## What you will do
Retrieve every line from the records in which the word "travel" occurs.
======== Raw data
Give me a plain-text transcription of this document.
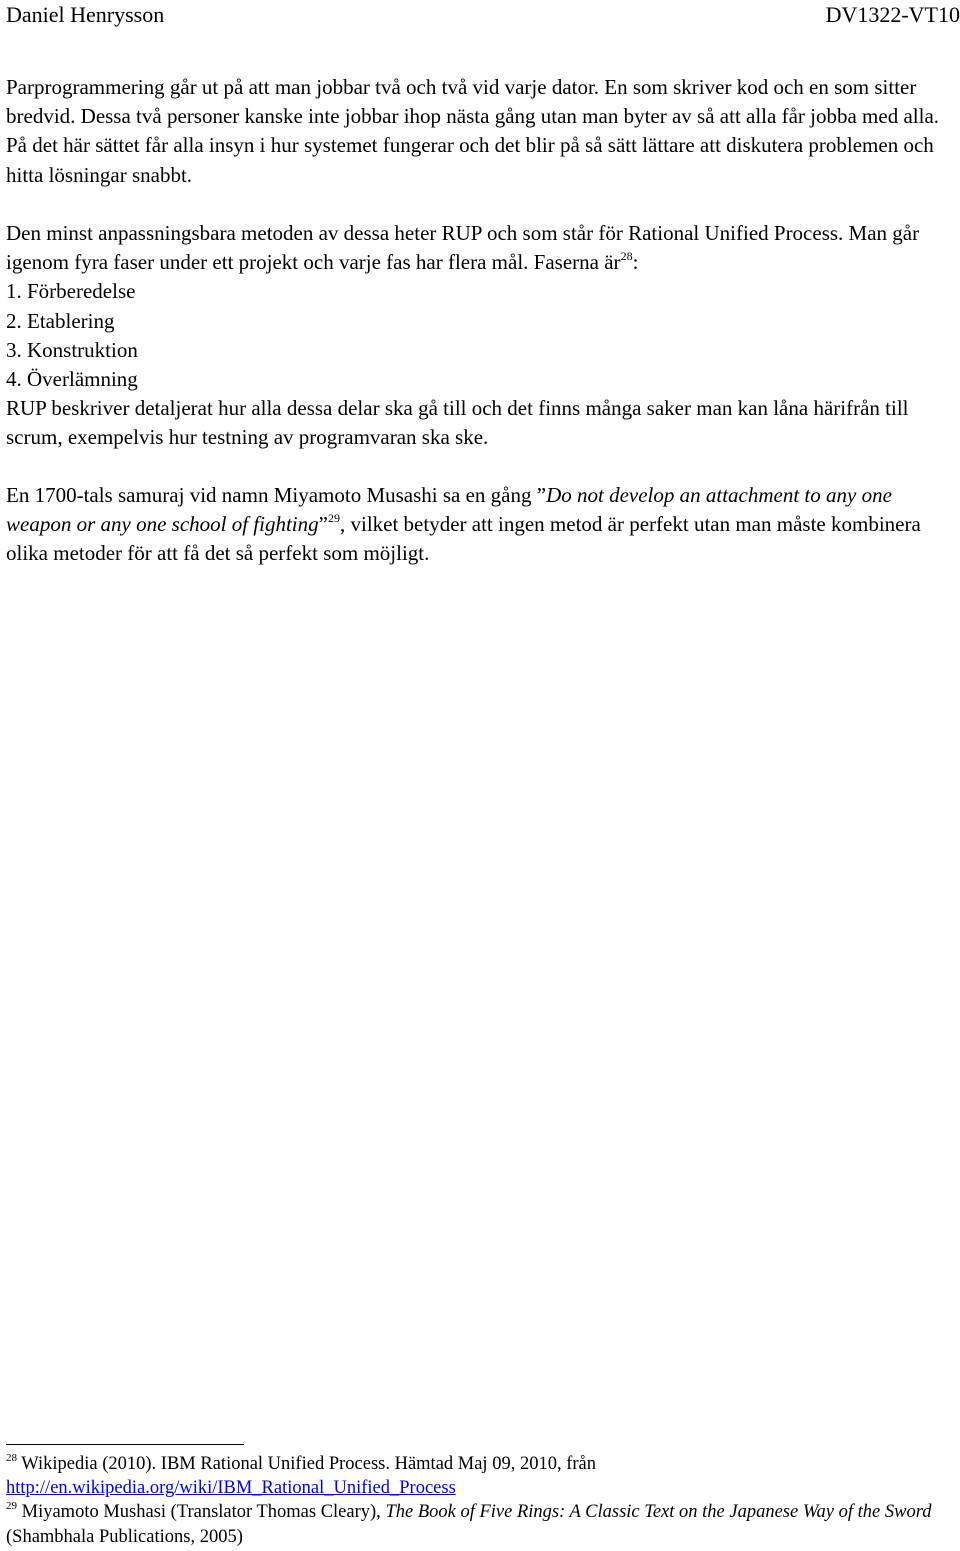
Daniel Henrysson	DV1322-VT10

Parprogrammering går ut på att man jobbar två och två vid varje dator. En som skriver kod och en som sitter bredvid. Dessa två personer kanske inte jobbar ihop nästa gång utan man byter av så att alla får jobba med alla. På det här sättet får alla insyn i hur systemet fungerar och det blir på så sätt lättare att diskutera problemen och hitta lösningar snabbt.

Den minst anpassningsbara metoden av dessa heter RUP och som står för Rational Unified Process. Man går igenom fyra faser under ett projekt och varje fas har flera mål. Faserna $är^{28}$:

1. Förberedelse
2. Etablering
3. Konstruktion
4. Överlämning

RUP beskriver detaljerat hur alla dessa delar ska gå till och det finns många saker man kan låna härifrån till scrum, exempelvis hur testning av programvaran ska ske.

En 1700-tals samuraj vid namn Miyamoto Musashi sa en gång ”Do not develop an attachment to any one weapon or any one school of fighting”$^{29}$, vilket betyder att ingen metod är perfekt utan man måste kombinera olika metoder för att få det så perfekt som möjligt.

$^{28}$ Wikipedia (2010). IBM Rational Unified Process. Hämtad Maj 09, 2010, från
http://en.wikipedia.org/wiki/IBM_Rational_Unified_Process

$^{29}$ Miyamoto Mushasi (Translator Thomas Cleary), The Book of Five Rings: A Classic Text on the Japanese Way of the Sword (Shambhala Publications, 2005)
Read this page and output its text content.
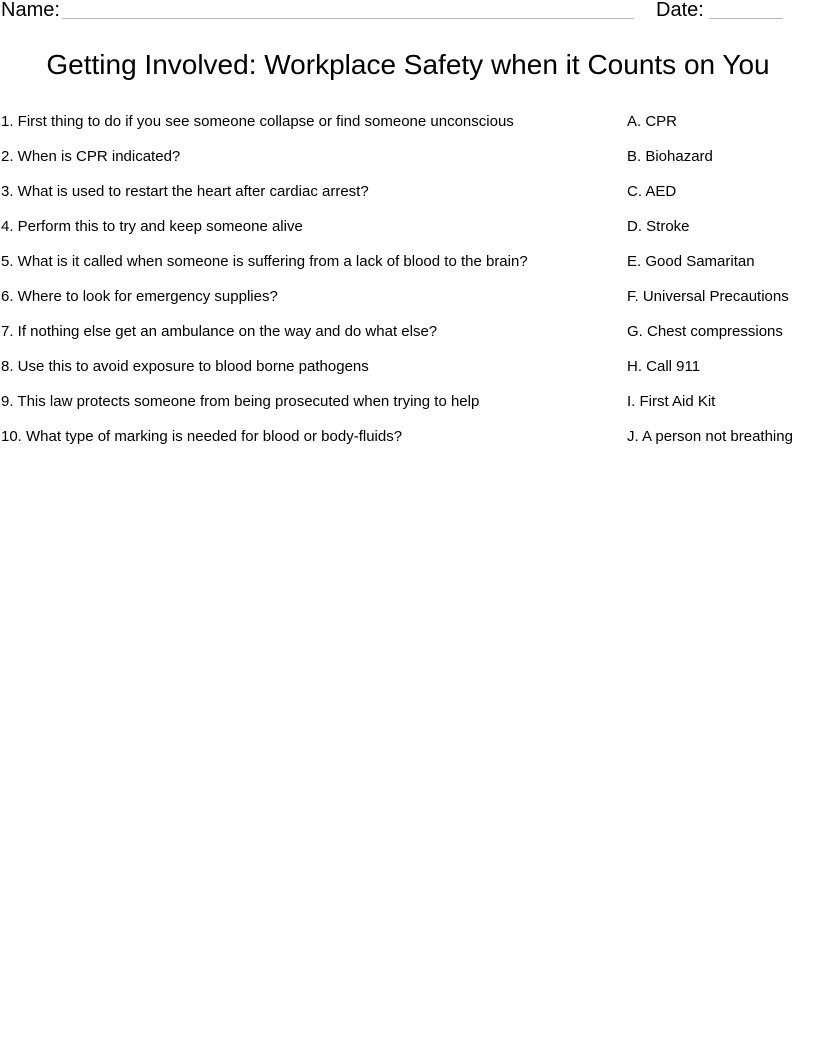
Name:	Date:
Getting Involved: Workplace Safety when it Counts on You
1. First thing to do if you see someone collapse or find someone unconscious
2. When is CPR indicated?
3. What is used to restart the heart after cardiac arrest?
4. Perform this to try and keep someone alive
5. What is it called when someone is suffering from a lack of blood to the brain?
6. Where to look for emergency supplies?
7. If nothing else get an ambulance on the way and do what else?
8. Use this to avoid exposure to blood borne pathogens
9. This law protects someone from being prosecuted when trying to help
10. What type of marking is needed for blood or body-fluids?
A. CPR
B. Biohazard
C. AED
D. Stroke
E. Good Samaritan
F. Universal Precautions
G. Chest compressions
H. Call 911
I. First Aid Kit
J. A person not breathing
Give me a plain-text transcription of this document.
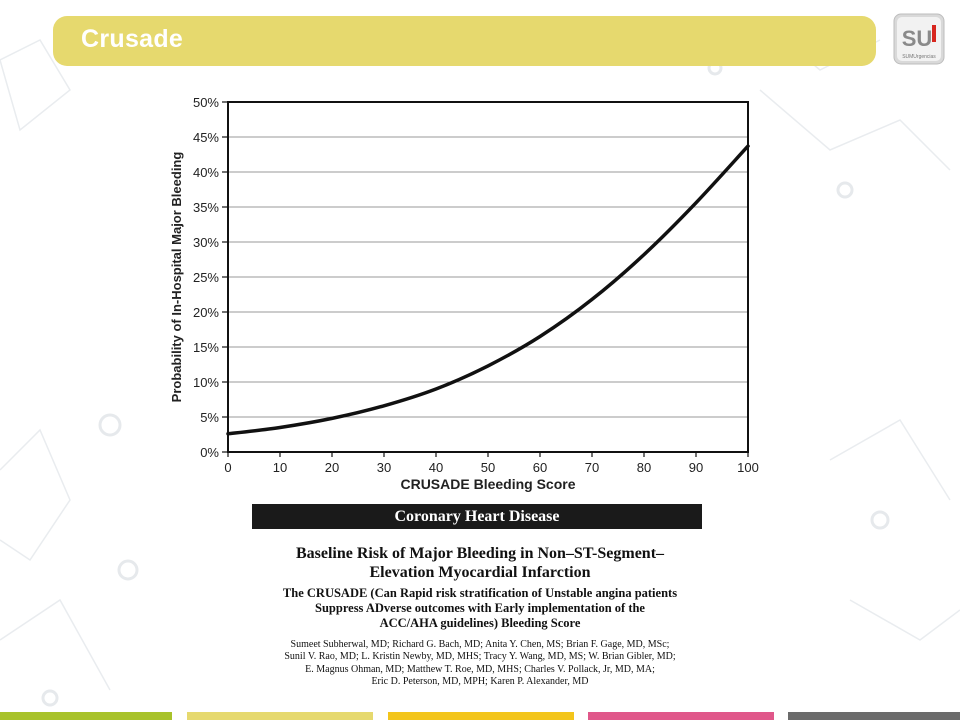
Crusade	SU
SUMUrgencias
0%
5%
10%
15%
20%
25%
30%
35%
40%
45%
50%
0	10	20	30	40	50	60	70	80	90	100
CRUSADE Bleeding Score
Probability of In-Hospital Major Bleeding
Coronary Heart Disease
Baseline Risk of Major Bleeding in Non–ST-Segment–
Elevation Myocardial Infarction
The CRUSADE (Can Rapid risk stratification of Unstable angina patients
Suppress ADverse outcomes with Early implementation of the
ACC/AHA guidelines) Bleeding Score
Sumeet Subherwal, MD; Richard G. Bach, MD; Anita Y. Chen, MS; Brian F. Gage, MD, MSc;
Sunil V. Rao, MD; L. Kristin Newby, MD, MHS; Tracy Y. Wang, MD, MS; W. Brian Gibler, MD;
E. Magnus Ohman, MD; Matthew T. Roe, MD, MHS; Charles V. Pollack, Jr, MD, MA;
Eric D. Peterson, MD, MPH; Karen P. Alexander, MD
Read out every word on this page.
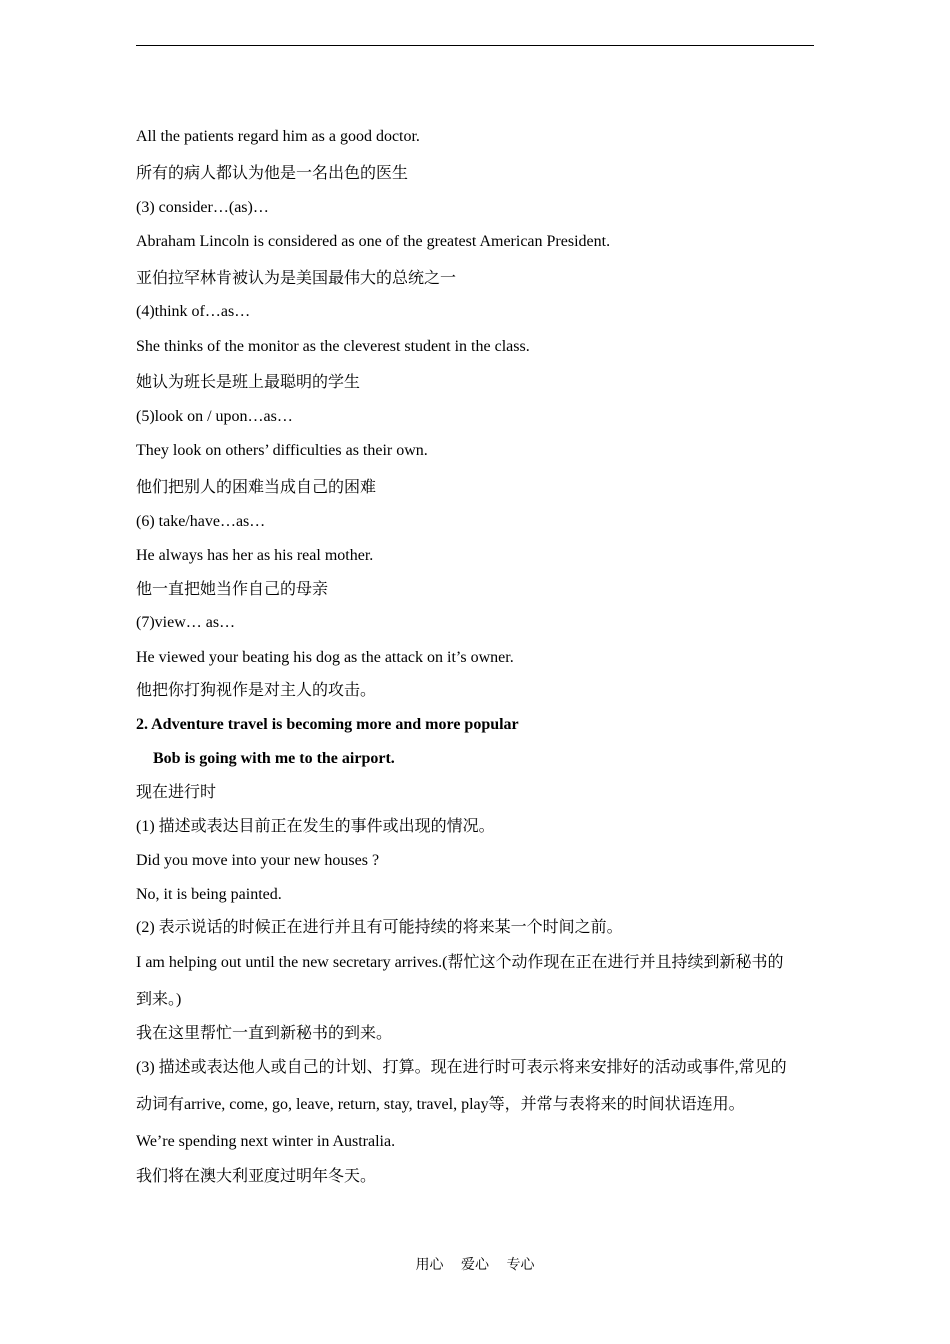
All the patients regard him as a good doctor.
所有的病人都认为他是一名出色的医生
(3) consider…(as)…
Abraham Lincoln is considered as one of the greatest American President.
亚伯拉罕林肯被认为是美国最伟大的总统之一
(4)think of…as…
She thinks of the monitor as the cleverest student in the class.
她认为班长是班上最聪明的学生
(5)look on / upon…as…
They look on others’ difficulties as their own.
他们把别人的困难当成自己的困难
(6) take/have…as…
He always has her as his real mother.
他一直把她当作自己的母亲
(7)view… as…
He viewed your beating his dog as the attack on it’s owner.
他把你打狗视作是对主人的攻击。
2. Adventure travel is becoming more and more popular
Bob is going with me to the airport.
现在进行时
(1) 描述或表达目前正在发生的事件或出现的情况。
Did you move into your new houses ?
No, it is being painted.
(2) 表示说话的时候正在进行并且有可能持续的将来某一个时间之前。
I am helping out until the new secretary arrives.(帮忙这个动作现在正在进行并且持续到新秘书的
到来。)
我在这里帮忙一直到新秘书的到来。
(3) 描述或表达他人或自己的计划、打算。现在进行时可表示将来安排好的活动或事件,常见的
动词有arrive, come, go, leave, return, stay, travel, play等，并常与表将来的时间状语连用。
We’re spending next winter in Australia.
我们将在澳大利亚度过明年冬天。
用心 爱心 专心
================
## Response below
2. Adventure travel is becoming more and more popular
动词有arrive, come, go, leave, return, stay, travel, play等，并常与表将来的时间状语连用。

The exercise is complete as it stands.